__Exercise objective__
Will you output all of the data below exactly, omitting the images?

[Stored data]

--- Begin ---

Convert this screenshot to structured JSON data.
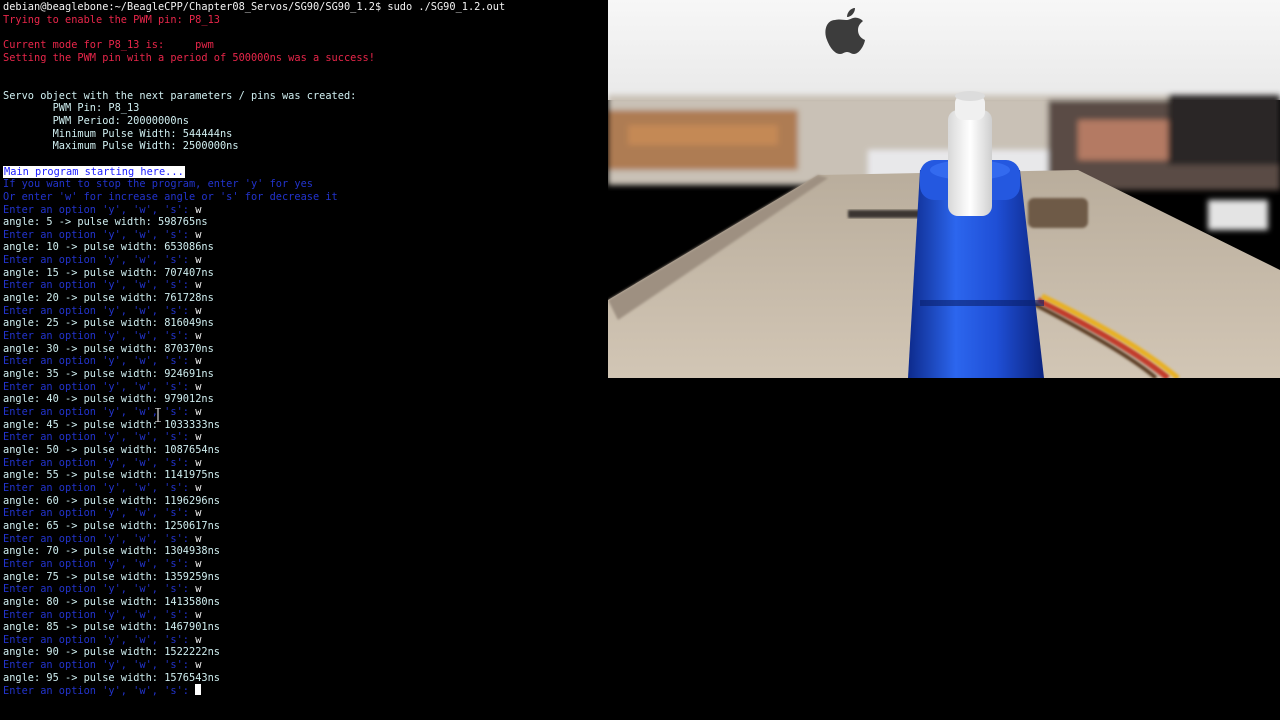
{
  "terminal": {
    "prompt": {
      "user_host": "debian@beaglebone",
      "path": ":~/BeagleCPP/Chapter08_Servos/SG90/SG90_1.2$",
      "command": " sudo ./SG90_1.2.out"
    },
    "pwm_lines": [
      "Trying to enable the PWM pin: P8_13",
      "",
      "Current mode for P8_13 is:     pwm",
      "Setting the PWM pin with a period of 500000ns was a success!",
      "",
      ""
    ],
    "servo_lines": [
      "Servo object with the next parameters / pins was created:",
      "        PWM Pin: P8_13",
      "        PWM Period: 20000000ns",
      "        Minimum Pulse Width: 544444ns",
      "        Maximum Pulse Width: 2500000ns",
      ""
    ],
    "main_banner": "Main program starting here...",
    "instructions": [
      "If you want to stop the program, enter 'y' for yes",
      "Or enter 'w' for increase angle or 's' for decrease it"
    ],
    "option_prompt": "Enter an option 'y', 'w', 's': ",
    "option_input": "w",
    "readings": [
      {
        "angle": "5",
        "pulse": "598765ns"
      },
      {
        "angle": "10",
        "pulse": "653086ns"
      },
      {
        "angle": "15",
        "pulse": "707407ns"
      },
      {
        "angle": "20",
        "pulse": "761728ns"
      },
      {
        "angle": "25",
        "pulse": "816049ns"
      },
      {
        "angle": "30",
        "pulse": "870370ns"
      },
      {
        "angle": "35",
        "pulse": "924691ns"
      },
      {
        "angle": "40",
        "pulse": "979012ns"
      },
      {
        "angle": "45",
        "pulse": "1033333ns"
      },
      {
        "angle": "50",
        "pulse": "1087654ns"
      },
      {
        "angle": "55",
        "pulse": "1141975ns"
      },
      {
        "angle": "60",
        "pulse": "1196296ns"
      },
      {
        "angle": "65",
        "pulse": "1250617ns"
      },
      {
        "angle": "70",
        "pulse": "1304938ns"
      },
      {
        "angle": "75",
        "pulse": "1359259ns"
      },
      {
        "angle": "80",
        "pulse": "1413580ns"
      },
      {
        "angle": "85",
        "pulse": "1467901ns"
      },
      {
        "angle": "90",
        "pulse": "1522222ns"
      },
      {
        "angle": "95",
        "pulse": "1576543ns"
      }
    ],
    "reading_template": {
      "prefix": "angle: ",
      "middle": " -> pulse width: "
    }
  },
  "webcam": {
    "description_icons": [
      "apple-logo-icon",
      "servo-motor-icon"
    ],
    "colors": {
      "wall": "#f4f4f4",
      "servo": "#1f4fd6",
      "platform": "#cbbfae"
    }
  },
  "colors": {
    "background": "#000000",
    "text": "#f2f2f2",
    "error_red": "#e8264a",
    "cyan": "#cfeef0",
    "dim_blue": "#2233cc",
    "highlight_fg": "#1a1aff"
  }
}
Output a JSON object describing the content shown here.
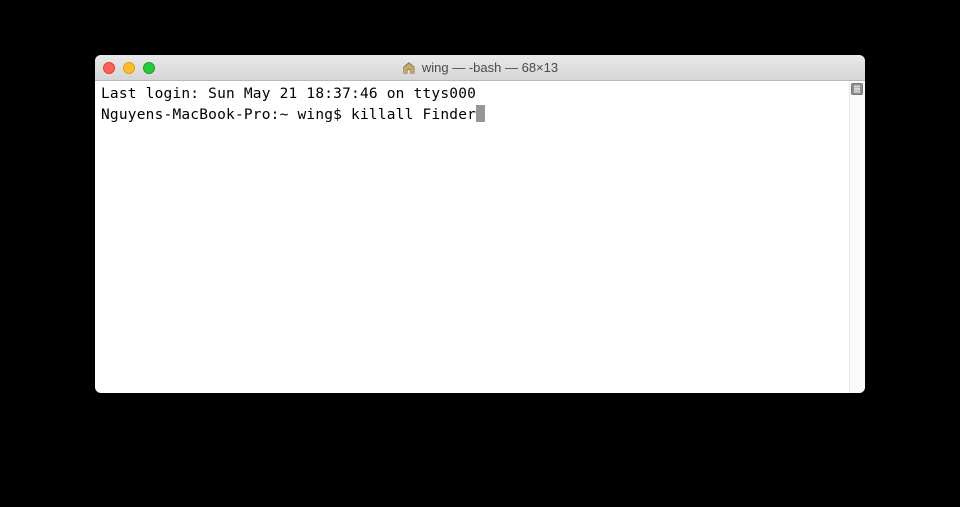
{
  "window": {
    "title": "wing — -bash — 68×13"
  },
  "terminal": {
    "login_line": "Last login: Sun May 21 18:37:46 on ttys000",
    "prompt": "Nguyens-MacBook-Pro:~ wing$ ",
    "command": "killall Finder"
  }
}
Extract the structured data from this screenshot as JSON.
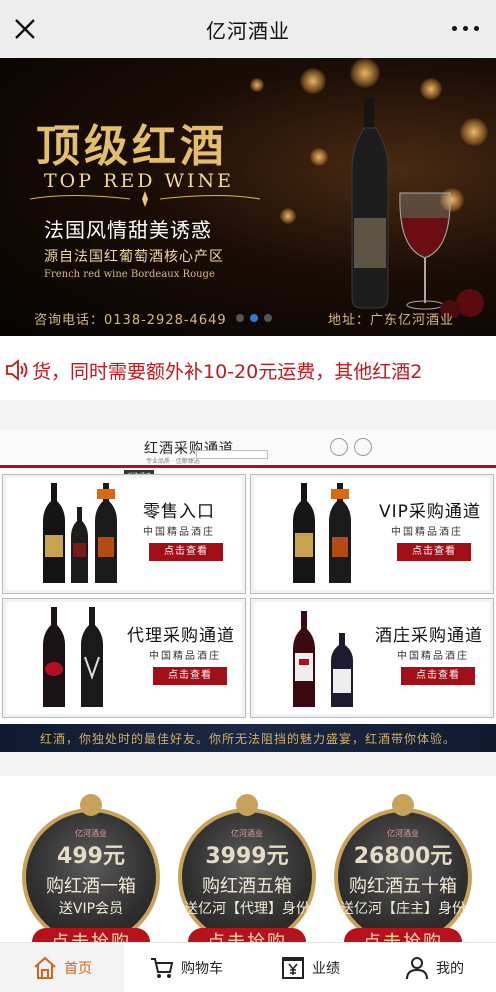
{
  "header": {
    "title": "亿河酒业"
  },
  "banner": {
    "headline": "顶级红酒",
    "subtitle_en": "TOP RED WINE",
    "tagline": "法国风情甜美诱惑",
    "origin": "源自法国红葡萄酒核心产区",
    "origin_en": "French red wine  Bordeaux Rouge",
    "phone": "咨询电话：0138-2928-4649",
    "address": "地址：广东亿河酒业",
    "slide_count": 3,
    "active_slide": 2
  },
  "notice": {
    "text": "货，同时需要额外补10-20元运费，其他红酒2"
  },
  "channels": {
    "title": "红酒采购通道",
    "sub": "专业品质 · 佳酿臻选",
    "nav": "采购通道",
    "cards": [
      {
        "title": "零售入口",
        "sub": "中国精品酒庄",
        "button": "点击查看"
      },
      {
        "title": "VIP采购通道",
        "sub": "中国精品酒庄",
        "button": "点击查看"
      },
      {
        "title": "代理采购通道",
        "sub": "中国精品酒庄",
        "button": "点击查看"
      },
      {
        "title": "酒庄采购通道",
        "sub": "中国精品酒庄",
        "button": "点击查看"
      }
    ],
    "footer": "红酒，你独处时的最佳好友。你所无法阻挡的魅力盛宴，红酒带你体验。"
  },
  "packages": [
    {
      "brand": "亿河酒业",
      "price": "499元",
      "line1": "购红酒一箱",
      "line2": "送VIP会员",
      "cta": "点击抢购"
    },
    {
      "brand": "亿河酒业",
      "price": "3999元",
      "line1": "购红酒五箱",
      "line2": "送亿河【代理】身份",
      "cta": "点击抢购"
    },
    {
      "brand": "亿河酒业",
      "price": "26800元",
      "line1": "购红酒五十箱",
      "line2": "送亿河【庄主】身份",
      "cta": "点击抢购"
    }
  ],
  "tabbar": {
    "items": [
      {
        "label": "首页",
        "icon": "home-icon",
        "active": true
      },
      {
        "label": "购物车",
        "icon": "cart-icon",
        "active": false
      },
      {
        "label": "业绩",
        "icon": "yen-box-icon",
        "active": false
      },
      {
        "label": "我的",
        "icon": "user-icon",
        "active": false
      }
    ]
  },
  "colors": {
    "accent_red": "#c4161c",
    "tab_active": "#d0651f",
    "gold": "#e3bf6c"
  }
}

--- End ---

__Answer to this task__
Convert this screenshot to structured JSON data.
{
  "terminal": {
    "prompt": {
      "user_host": "debian@beaglebone",
      "path": ":~/BeagleCPP/Chapter08_Servos/SG90/SG90_1.2$",
      "command": " sudo ./SG90_1.2.out"
    },
    "pwm_lines": [
      "Trying to enable the PWM pin: P8_13",
      "",
      "Current mode for P8_13 is:     pwm",
      "Setting the PWM pin with a period of 500000ns was a success!",
      "",
      ""
    ],
    "servo_lines": [
      "Servo object with the next parameters / pins was created:",
      "        PWM Pin: P8_13",
      "        PWM Period: 20000000ns",
      "        Minimum Pulse Width: 544444ns",
      "        Maximum Pulse Width: 2500000ns",
      ""
    ],
    "main_banner": "Main program starting here...",
    "instructions": [
      "If you want to stop the program, enter 'y' for yes",
      "Or enter 'w' for increase angle or 's' for decrease it"
    ],
    "option_prompt": "Enter an option 'y', 'w', 's': ",
    "option_input": "w",
    "readings": [
      {
        "angle": "5",
        "pulse": "598765ns"
      },
      {
        "angle": "10",
        "pulse": "653086ns"
      },
      {
        "angle": "15",
        "pulse": "707407ns"
      },
      {
        "angle": "20",
        "pulse": "761728ns"
      },
      {
        "angle": "25",
        "pulse": "816049ns"
      },
      {
        "angle": "30",
        "pulse": "870370ns"
      },
      {
        "angle": "35",
        "pulse": "924691ns"
      },
      {
        "angle": "40",
        "pulse": "979012ns"
      },
      {
        "angle": "45",
        "pulse": "1033333ns"
      },
      {
        "angle": "50",
        "pulse": "1087654ns"
      },
      {
        "angle": "55",
        "pulse": "1141975ns"
      },
      {
        "angle": "60",
        "pulse": "1196296ns"
      },
      {
        "angle": "65",
        "pulse": "1250617ns"
      },
      {
        "angle": "70",
        "pulse": "1304938ns"
      },
      {
        "angle": "75",
        "pulse": "1359259ns"
      },
      {
        "angle": "80",
        "pulse": "1413580ns"
      },
      {
        "angle": "85",
        "pulse": "1467901ns"
      },
      {
        "angle": "90",
        "pulse": "1522222ns"
      },
      {
        "angle": "95",
        "pulse": "1576543ns"
      }
    ],
    "reading_template": {
      "prefix": "angle: ",
      "middle": " -> pulse width: "
    }
  },
  "webcam": {
    "description_icons": [
      "apple-logo-icon",
      "servo-motor-icon"
    ],
    "colors": {
      "wall": "#f4f4f4",
      "servo": "#1f4fd6",
      "platform": "#cbbfae"
    }
  },
  "colors": {
    "background": "#000000",
    "text": "#f2f2f2",
    "error_red": "#e8264a",
    "cyan": "#cfeef0",
    "dim_blue": "#2233cc",
    "highlight_fg": "#1a1aff"
  }
}
Output a JSON object describing the content shown here.
{
  "window": {
    "title": "wing — -bash — 68×13"
  },
  "terminal": {
    "login_line": "Last login: Sun May 21 18:37:46 on ttys000",
    "prompt": "Nguyens-MacBook-Pro:~ wing$ ",
    "command": "killall Finder"
  }
}
Extract the structured data from this screenshot as JSON.
{
  "header": {
    "title": "亿河酒业"
  },
  "banner": {
    "headline": "顶级红酒",
    "subtitle_en": "TOP RED WINE",
    "tagline": "法国风情甜美诱惑",
    "origin": "源自法国红葡萄酒核心产区",
    "origin_en": "French red wine  Bordeaux Rouge",
    "phone": "咨询电话：0138-2928-4649",
    "address": "地址：广东亿河酒业",
    "slide_count": 3,
    "active_slide": 2
  },
  "notice": {
    "text": "货，同时需要额外补10-20元运费，其他红酒2"
  },
  "channels": {
    "title": "红酒采购通道",
    "sub": "专业品质 · 佳酿臻选",
    "nav": "采购通道",
    "cards": [
      {
        "title": "零售入口",
        "sub": "中国精品酒庄",
        "button": "点击查看"
      },
      {
        "title": "VIP采购通道",
        "sub": "中国精品酒庄",
        "button": "点击查看"
      },
      {
        "title": "代理采购通道",
        "sub": "中国精品酒庄",
        "button": "点击查看"
      },
      {
        "title": "酒庄采购通道",
        "sub": "中国精品酒庄",
        "button": "点击查看"
      }
    ],
    "footer": "红酒，你独处时的最佳好友。你所无法阻挡的魅力盛宴，红酒带你体验。"
  },
  "packages": [
    {
      "brand": "亿河酒业",
      "price": "499元",
      "line1": "购红酒一箱",
      "line2": "送VIP会员",
      "cta": "点击抢购"
    },
    {
      "brand": "亿河酒业",
      "price": "3999元",
      "line1": "购红酒五箱",
      "line2": "送亿河【代理】身份",
      "cta": "点击抢购"
    },
    {
      "brand": "亿河酒业",
      "price": "26800元",
      "line1": "购红酒五十箱",
      "line2": "送亿河【庄主】身份",
      "cta": "点击抢购"
    }
  ],
  "tabbar": {
    "items": [
      {
        "label": "首页",
        "icon": "home-icon",
        "active": true
      },
      {
        "label": "购物车",
        "icon": "cart-icon",
        "active": false
      },
      {
        "label": "业绩",
        "icon": "yen-box-icon",
        "active": false
      },
      {
        "label": "我的",
        "icon": "user-icon",
        "active": false
      }
    ]
  },
  "colors": {
    "accent_red": "#c4161c",
    "tab_active": "#d0651f",
    "gold": "#e3bf6c"
  }
}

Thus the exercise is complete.